Start of Records to process

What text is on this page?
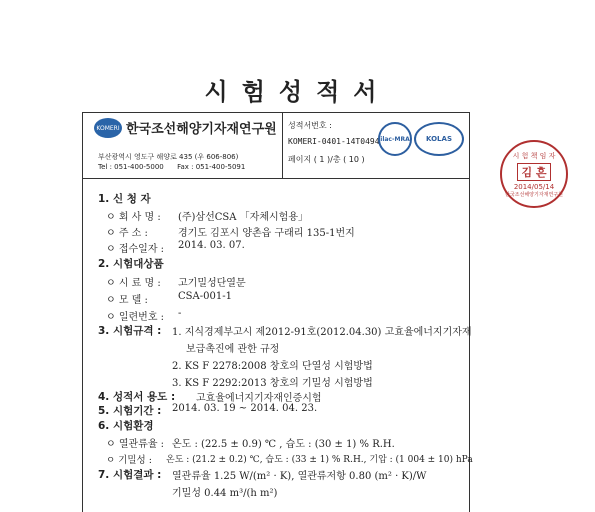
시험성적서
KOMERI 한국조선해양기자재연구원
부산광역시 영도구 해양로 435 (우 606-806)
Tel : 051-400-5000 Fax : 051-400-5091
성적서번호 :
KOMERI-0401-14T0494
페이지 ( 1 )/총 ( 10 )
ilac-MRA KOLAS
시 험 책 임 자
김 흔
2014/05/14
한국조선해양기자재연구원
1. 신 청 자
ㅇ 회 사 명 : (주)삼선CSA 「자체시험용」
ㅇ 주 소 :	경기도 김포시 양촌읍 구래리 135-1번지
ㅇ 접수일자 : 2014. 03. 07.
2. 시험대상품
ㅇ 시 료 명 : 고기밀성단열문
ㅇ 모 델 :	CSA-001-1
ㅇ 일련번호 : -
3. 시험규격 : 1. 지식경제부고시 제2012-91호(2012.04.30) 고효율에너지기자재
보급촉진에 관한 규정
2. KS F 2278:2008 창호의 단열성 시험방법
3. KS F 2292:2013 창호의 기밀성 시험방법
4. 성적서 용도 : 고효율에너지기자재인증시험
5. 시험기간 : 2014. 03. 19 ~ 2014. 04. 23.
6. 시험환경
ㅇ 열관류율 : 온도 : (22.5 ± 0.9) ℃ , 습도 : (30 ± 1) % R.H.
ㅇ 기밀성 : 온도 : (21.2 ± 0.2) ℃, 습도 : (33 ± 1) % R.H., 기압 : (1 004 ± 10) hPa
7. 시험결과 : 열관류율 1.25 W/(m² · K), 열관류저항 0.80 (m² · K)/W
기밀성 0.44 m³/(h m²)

End of Records to process

Determine how many lines of the listing above hold the word "KOMERI". Report that number without anything else.

[Expected answer]:
2